__WORK REQUIRED__:
Return each entry exactly, omitting nothing.
··· EXERCISE INPUT
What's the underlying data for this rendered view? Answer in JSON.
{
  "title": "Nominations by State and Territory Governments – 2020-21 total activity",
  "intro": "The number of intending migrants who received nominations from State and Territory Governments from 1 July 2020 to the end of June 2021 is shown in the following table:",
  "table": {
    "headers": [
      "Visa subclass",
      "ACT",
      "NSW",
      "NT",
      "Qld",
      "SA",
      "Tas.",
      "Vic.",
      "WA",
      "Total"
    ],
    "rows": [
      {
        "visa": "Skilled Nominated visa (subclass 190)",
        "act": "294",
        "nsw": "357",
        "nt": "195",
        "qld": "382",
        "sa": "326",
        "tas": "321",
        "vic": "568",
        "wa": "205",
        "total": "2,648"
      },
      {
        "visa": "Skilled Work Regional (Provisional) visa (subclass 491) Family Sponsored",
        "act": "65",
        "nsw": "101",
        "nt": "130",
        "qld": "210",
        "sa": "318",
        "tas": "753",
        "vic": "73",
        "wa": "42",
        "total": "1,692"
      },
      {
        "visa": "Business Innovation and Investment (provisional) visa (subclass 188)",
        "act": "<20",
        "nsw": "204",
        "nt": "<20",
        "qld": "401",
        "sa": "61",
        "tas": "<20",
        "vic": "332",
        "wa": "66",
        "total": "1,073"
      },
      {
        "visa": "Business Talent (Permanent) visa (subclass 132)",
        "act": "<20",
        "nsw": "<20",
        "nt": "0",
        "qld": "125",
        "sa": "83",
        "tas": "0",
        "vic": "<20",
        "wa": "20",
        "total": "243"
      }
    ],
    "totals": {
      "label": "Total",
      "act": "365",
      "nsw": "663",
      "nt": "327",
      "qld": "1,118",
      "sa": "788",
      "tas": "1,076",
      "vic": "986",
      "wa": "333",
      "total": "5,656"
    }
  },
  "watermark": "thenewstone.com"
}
······
__RIGHT ANSWER__:
What's the underlying data for this rendered view? Answer in JSON.
{
  "title": "Nominations by State and Territory Governments – 2020-21 total activity",
  "intro": "The number of intending migrants who received nominations from State and Territory Governments from 1 July 2020 to the end of June 2021 is shown in the following table:",
  "table": {
    "headers": [
      "Visa subclass",
      "ACT",
      "NSW",
      "NT",
      "Qld",
      "SA",
      "Tas.",
      "Vic.",
      "WA",
      "Total"
    ],
    "rows": [
      {
        "visa": "Skilled Nominated visa (subclass 190)",
        "act": "294",
        "nsw": "357",
        "nt": "195",
        "qld": "382",
        "sa": "326",
        "tas": "321",
        "vic": "568",
        "wa": "205",
        "total": "2,648"
      },
      {
        "visa": "Skilled Work Regional (Provisional) visa (subclass 491) Family Sponsored",
        "act": "65",
        "nsw": "101",
        "nt": "130",
        "qld": "210",
        "sa": "318",
        "tas": "753",
        "vic": "73",
        "wa": "42",
        "total": "1,692"
      },
      {
        "visa": "Business Innovation and Investment (provisional) visa (subclass 188)",
        "act": "<20",
        "nsw": "204",
        "nt": "<20",
        "qld": "401",
        "sa": "61",
        "tas": "<20",
        "vic": "332",
        "wa": "66",
        "total": "1,073"
      },
      {
        "visa": "Business Talent (Permanent) visa (subclass 132)",
        "act": "<20",
        "nsw": "<20",
        "nt": "0",
        "qld": "125",
        "sa": "83",
        "tas": "0",
        "vic": "<20",
        "wa": "20",
        "total": "243"
      }
    ],
    "totals": {
      "label": "Total",
      "act": "365",
      "nsw": "663",
      "nt": "327",
      "qld": "1,118",
      "sa": "788",
      "tas": "1,076",
      "vic": "986",
      "wa": "333",
      "total": "5,656"
    }
  },
  "watermark": "thenewstone.com"
}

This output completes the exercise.